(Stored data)
- - - - -

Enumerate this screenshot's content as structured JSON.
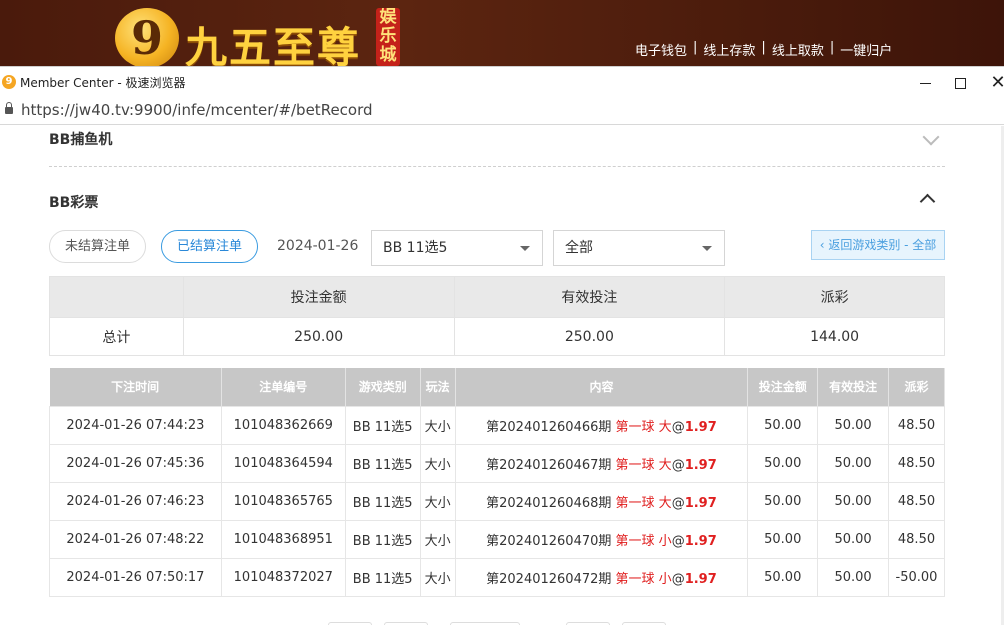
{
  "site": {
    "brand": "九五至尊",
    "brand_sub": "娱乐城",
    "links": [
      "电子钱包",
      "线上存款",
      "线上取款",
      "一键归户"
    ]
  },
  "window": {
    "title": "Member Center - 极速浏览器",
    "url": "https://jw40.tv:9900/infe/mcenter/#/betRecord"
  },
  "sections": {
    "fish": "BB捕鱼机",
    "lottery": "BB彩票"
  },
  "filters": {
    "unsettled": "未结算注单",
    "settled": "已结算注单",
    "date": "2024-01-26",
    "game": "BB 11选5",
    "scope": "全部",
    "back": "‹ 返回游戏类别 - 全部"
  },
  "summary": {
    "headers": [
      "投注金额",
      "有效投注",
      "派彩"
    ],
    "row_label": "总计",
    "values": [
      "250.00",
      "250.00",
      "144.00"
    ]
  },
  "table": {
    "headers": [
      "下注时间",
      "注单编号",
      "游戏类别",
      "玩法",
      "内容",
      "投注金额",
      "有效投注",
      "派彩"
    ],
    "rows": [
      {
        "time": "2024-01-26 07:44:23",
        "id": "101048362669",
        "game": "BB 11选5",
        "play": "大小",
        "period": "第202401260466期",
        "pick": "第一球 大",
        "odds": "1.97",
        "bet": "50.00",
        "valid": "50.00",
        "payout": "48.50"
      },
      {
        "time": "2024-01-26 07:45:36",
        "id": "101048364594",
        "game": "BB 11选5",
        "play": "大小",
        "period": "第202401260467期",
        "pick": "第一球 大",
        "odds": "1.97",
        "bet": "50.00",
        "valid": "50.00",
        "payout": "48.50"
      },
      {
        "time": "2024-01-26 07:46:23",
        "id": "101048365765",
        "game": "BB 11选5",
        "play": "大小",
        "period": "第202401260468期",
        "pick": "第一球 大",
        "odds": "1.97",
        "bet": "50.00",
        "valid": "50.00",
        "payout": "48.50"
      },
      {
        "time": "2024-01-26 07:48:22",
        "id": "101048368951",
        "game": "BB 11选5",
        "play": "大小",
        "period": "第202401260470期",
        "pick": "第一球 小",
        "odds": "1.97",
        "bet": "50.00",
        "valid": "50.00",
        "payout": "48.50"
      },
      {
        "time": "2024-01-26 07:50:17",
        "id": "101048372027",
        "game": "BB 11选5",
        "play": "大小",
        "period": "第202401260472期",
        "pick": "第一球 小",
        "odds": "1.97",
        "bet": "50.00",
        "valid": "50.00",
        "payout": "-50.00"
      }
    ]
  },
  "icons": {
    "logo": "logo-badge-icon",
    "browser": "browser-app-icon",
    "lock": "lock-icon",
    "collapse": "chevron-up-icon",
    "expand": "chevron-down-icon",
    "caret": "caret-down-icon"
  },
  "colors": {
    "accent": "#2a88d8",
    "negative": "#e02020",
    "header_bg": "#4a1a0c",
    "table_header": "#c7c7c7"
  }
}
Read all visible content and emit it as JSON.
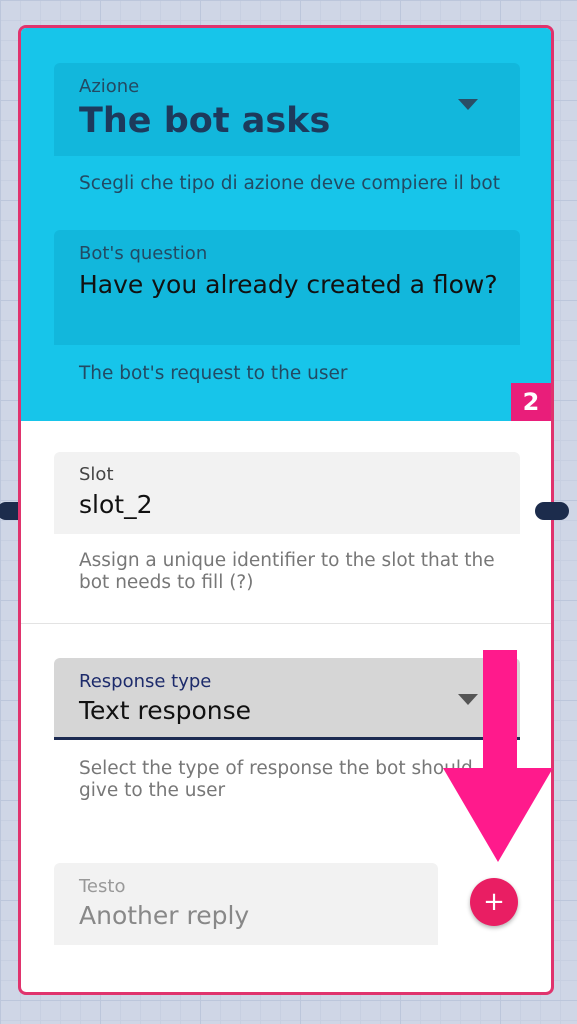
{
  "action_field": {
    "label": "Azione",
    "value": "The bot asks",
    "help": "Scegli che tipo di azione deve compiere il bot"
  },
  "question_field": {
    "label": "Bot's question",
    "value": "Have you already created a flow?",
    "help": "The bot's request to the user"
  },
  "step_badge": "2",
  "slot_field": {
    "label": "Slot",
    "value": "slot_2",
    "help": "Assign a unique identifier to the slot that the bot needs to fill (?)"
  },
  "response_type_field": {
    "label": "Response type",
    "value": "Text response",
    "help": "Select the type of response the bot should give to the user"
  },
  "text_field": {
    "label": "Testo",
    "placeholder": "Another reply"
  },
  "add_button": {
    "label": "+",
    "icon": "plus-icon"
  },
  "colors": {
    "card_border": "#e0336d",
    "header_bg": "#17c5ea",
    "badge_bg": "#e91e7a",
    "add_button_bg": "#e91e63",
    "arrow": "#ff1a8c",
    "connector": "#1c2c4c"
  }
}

- - - - -

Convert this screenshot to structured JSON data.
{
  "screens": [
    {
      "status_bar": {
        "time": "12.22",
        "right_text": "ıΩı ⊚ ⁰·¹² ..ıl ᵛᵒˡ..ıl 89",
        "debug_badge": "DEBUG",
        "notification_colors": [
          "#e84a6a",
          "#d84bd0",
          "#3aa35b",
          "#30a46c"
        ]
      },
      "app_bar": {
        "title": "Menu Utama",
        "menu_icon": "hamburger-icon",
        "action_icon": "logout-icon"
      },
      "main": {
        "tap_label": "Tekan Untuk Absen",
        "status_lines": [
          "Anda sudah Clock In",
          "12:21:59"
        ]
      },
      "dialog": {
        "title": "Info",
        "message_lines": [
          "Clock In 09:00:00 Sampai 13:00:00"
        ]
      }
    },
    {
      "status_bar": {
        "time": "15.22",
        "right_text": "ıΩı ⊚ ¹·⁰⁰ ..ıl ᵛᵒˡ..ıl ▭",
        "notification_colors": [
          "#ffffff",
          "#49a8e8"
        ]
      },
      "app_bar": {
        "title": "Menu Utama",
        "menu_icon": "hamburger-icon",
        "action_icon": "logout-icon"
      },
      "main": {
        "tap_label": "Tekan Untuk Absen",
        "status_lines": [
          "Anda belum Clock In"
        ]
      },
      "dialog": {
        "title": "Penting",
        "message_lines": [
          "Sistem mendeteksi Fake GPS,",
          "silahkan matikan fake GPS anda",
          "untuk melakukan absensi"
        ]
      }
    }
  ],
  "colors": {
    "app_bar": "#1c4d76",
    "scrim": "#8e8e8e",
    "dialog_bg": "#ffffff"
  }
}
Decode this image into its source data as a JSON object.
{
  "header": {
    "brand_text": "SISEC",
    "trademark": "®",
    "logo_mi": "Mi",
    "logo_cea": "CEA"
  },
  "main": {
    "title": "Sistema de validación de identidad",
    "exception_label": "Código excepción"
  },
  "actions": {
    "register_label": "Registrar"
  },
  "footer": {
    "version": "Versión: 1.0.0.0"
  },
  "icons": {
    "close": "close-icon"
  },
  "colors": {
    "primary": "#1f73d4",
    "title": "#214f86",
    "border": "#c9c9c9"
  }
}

- - - - -

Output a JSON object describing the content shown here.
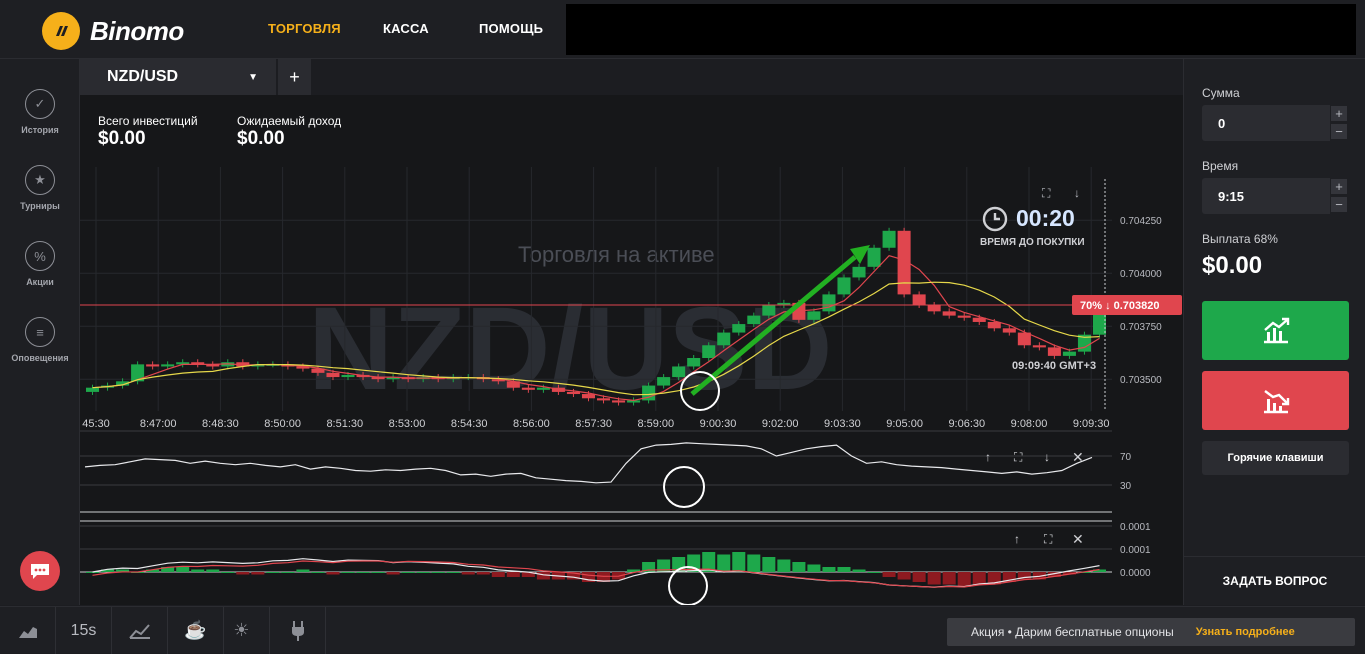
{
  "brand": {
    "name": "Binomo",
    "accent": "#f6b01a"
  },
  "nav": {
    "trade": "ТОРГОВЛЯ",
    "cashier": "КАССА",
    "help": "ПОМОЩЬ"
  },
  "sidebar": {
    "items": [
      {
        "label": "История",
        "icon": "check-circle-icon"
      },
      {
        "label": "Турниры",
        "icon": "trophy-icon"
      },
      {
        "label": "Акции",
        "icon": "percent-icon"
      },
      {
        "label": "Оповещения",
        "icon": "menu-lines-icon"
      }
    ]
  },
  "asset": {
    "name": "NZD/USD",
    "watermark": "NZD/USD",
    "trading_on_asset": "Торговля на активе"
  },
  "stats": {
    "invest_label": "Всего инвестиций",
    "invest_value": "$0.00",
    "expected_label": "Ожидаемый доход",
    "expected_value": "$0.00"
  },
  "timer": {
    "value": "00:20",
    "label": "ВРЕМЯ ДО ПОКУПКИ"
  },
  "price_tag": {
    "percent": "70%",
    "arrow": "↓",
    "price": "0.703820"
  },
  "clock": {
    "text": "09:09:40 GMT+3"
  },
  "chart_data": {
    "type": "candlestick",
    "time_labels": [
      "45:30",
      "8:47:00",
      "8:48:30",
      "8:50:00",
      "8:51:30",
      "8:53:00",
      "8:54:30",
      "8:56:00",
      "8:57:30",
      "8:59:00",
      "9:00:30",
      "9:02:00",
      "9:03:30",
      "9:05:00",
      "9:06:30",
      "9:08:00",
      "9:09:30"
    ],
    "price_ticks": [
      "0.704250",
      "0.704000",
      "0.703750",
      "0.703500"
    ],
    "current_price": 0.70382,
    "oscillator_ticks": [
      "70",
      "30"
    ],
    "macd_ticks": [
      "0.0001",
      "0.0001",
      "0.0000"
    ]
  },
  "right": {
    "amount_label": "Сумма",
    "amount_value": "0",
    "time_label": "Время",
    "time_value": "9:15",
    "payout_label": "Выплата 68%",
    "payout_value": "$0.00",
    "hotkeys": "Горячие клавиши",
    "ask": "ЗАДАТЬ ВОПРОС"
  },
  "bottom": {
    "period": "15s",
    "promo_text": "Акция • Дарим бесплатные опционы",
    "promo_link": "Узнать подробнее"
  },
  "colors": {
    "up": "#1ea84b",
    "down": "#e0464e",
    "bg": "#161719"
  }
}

- - - - -

**Given task**
Copy each line of the data above that holds "this".

**Output of the exercise**
Enumerate this screenshot's content as structured JSON.
Convert this screenshot to structured JSON data.
Decode this image into its source data as a JSON object.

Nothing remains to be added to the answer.